## Your objective
Copy out, word for word, the lines of the items from the one containing "y-tick-label: 400 xyxy=(34,353,62,372)" through the final line of the items, both ends included.

▶

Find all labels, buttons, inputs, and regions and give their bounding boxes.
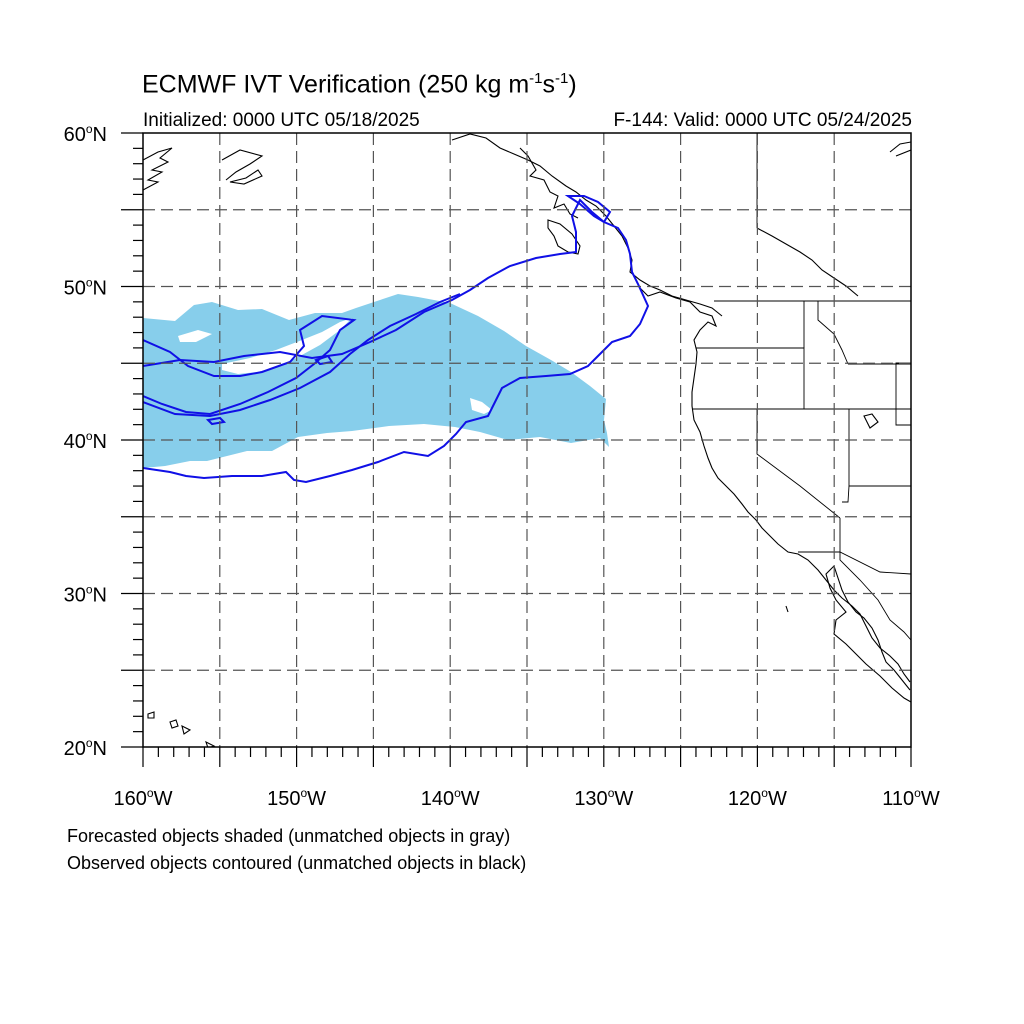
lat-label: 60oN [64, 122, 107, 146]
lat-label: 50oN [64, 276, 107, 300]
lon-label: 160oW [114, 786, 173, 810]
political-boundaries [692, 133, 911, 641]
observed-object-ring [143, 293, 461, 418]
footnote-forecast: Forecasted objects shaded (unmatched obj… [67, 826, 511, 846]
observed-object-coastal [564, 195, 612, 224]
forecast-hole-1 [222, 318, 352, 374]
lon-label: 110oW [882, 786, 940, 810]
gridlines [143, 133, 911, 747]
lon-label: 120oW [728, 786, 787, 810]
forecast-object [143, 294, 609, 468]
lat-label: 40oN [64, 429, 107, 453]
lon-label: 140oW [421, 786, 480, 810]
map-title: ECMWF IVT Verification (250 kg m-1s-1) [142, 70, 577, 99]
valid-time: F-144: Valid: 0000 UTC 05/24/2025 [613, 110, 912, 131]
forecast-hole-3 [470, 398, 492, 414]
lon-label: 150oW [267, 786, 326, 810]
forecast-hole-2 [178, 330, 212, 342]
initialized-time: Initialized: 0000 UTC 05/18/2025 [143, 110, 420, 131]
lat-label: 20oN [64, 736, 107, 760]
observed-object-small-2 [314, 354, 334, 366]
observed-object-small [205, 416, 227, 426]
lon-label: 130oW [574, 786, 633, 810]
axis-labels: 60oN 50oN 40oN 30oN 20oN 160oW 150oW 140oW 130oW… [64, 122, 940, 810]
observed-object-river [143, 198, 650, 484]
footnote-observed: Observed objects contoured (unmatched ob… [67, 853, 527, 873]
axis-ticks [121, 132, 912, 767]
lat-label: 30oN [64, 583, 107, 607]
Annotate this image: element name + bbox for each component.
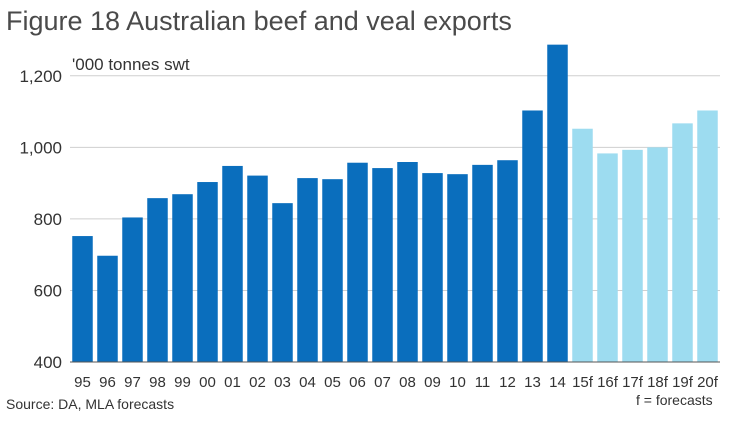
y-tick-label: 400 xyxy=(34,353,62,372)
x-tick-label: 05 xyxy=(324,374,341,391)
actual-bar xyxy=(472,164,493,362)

◀

## Answer to the problem
y-tick-label: 400 xyxy=(34,353,62,372)
x-tick-label: 05 xyxy=(324,374,341,391)
actual-bar xyxy=(472,164,493,362)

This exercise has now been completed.